Emit only the lines from the line containing "Convert this screenshot" through the last line of the entries, unchanged.

##### Data extract

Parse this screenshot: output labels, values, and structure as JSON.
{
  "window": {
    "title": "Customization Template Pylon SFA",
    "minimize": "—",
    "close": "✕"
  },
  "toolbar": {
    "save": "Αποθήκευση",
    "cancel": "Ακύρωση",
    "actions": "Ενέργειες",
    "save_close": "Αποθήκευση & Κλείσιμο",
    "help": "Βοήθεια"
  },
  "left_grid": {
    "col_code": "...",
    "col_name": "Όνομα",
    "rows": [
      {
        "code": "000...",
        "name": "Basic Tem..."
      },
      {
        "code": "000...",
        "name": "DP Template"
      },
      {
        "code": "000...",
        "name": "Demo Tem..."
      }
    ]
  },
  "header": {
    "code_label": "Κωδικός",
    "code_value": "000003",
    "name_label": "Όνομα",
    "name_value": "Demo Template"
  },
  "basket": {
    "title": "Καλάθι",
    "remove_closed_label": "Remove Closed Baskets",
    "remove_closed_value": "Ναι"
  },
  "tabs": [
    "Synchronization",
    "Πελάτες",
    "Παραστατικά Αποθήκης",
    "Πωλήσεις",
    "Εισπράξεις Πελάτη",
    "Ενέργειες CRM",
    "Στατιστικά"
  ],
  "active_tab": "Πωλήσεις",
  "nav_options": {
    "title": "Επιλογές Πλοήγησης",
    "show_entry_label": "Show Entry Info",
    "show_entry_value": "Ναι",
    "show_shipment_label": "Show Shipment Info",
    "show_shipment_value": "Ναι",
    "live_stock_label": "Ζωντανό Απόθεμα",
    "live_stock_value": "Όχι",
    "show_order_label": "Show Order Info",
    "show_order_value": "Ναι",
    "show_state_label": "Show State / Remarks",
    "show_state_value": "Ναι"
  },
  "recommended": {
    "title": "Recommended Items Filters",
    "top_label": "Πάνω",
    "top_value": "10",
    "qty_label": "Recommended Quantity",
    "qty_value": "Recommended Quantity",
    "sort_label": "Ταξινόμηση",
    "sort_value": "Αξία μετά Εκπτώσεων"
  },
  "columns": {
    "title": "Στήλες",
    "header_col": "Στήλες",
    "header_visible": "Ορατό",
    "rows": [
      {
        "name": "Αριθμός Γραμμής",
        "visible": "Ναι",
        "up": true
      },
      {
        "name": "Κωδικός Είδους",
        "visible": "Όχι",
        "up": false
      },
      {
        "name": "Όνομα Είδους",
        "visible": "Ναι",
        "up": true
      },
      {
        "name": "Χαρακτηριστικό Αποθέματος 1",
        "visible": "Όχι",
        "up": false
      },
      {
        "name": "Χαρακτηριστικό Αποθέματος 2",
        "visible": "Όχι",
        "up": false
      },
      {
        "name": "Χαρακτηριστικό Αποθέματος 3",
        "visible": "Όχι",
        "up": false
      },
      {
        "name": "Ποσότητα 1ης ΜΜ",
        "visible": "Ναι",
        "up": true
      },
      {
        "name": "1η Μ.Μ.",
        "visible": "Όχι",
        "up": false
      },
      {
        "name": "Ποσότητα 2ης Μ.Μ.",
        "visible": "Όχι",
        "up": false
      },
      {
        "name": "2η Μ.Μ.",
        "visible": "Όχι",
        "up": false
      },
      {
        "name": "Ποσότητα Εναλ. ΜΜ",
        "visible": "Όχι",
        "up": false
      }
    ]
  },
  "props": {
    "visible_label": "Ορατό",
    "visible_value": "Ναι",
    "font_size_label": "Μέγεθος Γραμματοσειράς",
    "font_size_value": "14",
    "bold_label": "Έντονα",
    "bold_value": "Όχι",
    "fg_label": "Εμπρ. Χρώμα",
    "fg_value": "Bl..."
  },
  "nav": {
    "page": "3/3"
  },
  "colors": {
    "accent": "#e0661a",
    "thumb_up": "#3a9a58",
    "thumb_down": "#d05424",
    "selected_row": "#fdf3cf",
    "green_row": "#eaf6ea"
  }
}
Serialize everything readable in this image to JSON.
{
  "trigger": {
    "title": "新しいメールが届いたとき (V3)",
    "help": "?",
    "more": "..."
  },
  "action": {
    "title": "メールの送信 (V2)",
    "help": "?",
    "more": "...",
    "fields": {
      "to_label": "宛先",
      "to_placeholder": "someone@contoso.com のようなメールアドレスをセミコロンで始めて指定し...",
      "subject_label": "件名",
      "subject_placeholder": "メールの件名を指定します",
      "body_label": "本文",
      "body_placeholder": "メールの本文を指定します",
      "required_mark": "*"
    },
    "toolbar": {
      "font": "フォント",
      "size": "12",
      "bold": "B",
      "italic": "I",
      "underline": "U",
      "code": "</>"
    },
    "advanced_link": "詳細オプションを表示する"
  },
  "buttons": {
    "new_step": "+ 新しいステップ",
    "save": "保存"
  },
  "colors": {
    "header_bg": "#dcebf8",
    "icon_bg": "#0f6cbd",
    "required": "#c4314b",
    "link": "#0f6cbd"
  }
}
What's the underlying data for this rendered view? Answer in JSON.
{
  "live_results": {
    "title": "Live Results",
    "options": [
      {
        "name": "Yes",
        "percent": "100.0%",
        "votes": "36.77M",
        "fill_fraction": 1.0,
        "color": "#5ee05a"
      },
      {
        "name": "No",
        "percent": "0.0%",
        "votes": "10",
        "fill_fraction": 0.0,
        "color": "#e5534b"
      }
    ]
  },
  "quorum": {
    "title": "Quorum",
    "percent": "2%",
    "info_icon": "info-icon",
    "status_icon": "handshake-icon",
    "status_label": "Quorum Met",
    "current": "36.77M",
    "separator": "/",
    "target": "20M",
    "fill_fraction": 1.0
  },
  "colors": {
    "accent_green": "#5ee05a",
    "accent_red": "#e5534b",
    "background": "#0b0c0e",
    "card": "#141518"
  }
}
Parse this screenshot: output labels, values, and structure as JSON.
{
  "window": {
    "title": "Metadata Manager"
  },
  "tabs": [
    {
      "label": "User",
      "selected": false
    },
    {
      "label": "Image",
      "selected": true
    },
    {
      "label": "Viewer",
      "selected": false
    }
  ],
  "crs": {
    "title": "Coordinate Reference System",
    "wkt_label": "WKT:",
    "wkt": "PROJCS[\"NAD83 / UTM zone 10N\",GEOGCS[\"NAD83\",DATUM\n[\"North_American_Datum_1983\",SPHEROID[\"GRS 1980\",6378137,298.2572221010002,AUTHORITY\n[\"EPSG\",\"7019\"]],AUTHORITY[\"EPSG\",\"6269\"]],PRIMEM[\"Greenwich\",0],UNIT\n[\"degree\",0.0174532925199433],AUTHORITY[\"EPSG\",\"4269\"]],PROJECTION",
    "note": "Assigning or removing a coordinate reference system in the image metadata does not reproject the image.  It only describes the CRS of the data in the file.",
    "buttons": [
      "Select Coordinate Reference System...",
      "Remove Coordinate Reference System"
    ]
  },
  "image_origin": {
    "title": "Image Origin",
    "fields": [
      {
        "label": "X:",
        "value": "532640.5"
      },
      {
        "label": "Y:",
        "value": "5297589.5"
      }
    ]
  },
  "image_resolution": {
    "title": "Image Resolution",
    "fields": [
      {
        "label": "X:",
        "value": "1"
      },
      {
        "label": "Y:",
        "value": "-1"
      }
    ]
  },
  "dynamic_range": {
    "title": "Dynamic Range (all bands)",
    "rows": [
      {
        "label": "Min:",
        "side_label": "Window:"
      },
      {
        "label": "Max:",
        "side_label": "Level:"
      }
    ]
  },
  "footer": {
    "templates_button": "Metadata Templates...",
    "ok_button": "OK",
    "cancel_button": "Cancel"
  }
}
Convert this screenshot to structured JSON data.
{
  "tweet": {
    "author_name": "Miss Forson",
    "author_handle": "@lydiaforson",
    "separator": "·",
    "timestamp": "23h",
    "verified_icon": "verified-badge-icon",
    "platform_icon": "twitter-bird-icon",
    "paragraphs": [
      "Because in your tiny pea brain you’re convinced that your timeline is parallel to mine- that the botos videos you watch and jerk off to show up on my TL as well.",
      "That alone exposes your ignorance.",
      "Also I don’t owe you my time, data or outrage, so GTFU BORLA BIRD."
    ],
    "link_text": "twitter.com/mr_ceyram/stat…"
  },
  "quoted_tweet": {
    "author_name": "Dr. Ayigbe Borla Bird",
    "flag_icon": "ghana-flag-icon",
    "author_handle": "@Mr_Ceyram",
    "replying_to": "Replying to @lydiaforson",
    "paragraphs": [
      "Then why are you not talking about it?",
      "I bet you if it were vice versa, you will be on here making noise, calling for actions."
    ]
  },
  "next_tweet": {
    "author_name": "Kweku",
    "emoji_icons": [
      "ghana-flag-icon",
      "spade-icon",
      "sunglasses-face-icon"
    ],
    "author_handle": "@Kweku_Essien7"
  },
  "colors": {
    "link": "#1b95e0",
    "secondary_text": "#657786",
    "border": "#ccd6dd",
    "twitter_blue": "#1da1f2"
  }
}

##########

(Output below):
Convert this screenshot to structured JSON data.
{
  "tweet": {
    "author_name": "Miss Forson",
    "author_handle": "@lydiaforson",
    "separator": "·",
    "timestamp": "23h",
    "verified_icon": "verified-badge-icon",
    "platform_icon": "twitter-bird-icon",
    "paragraphs": [
      "Because in your tiny pea brain you’re convinced that your timeline is parallel to mine- that the botos videos you watch and jerk off to show up on my TL as well.",
      "That alone exposes your ignorance.",
      "Also I don’t owe you my time, data or outrage, so GTFU BORLA BIRD."
    ],
    "link_text": "twitter.com/mr_ceyram/stat…"
  },
  "quoted_tweet": {
    "author_name": "Dr. Ayigbe Borla Bird",
    "flag_icon": "ghana-flag-icon",
    "author_handle": "@Mr_Ceyram",
    "replying_to": "Replying to @lydiaforson",
    "paragraphs": [
      "Then why are you not talking about it?",
      "I bet you if it were vice versa, you will be on here making noise, calling for actions."
    ]
  },
  "next_tweet": {
    "author_name": "Kweku",
    "emoji_icons": [
      "ghana-flag-icon",
      "spade-icon",
      "sunglasses-face-icon"
    ],
    "author_handle": "@Kweku_Essien7"
  },
  "colors": {
    "link": "#1b95e0",
    "secondary_text": "#657786",
    "border": "#ccd6dd",
    "twitter_blue": "#1da1f2"
  }
}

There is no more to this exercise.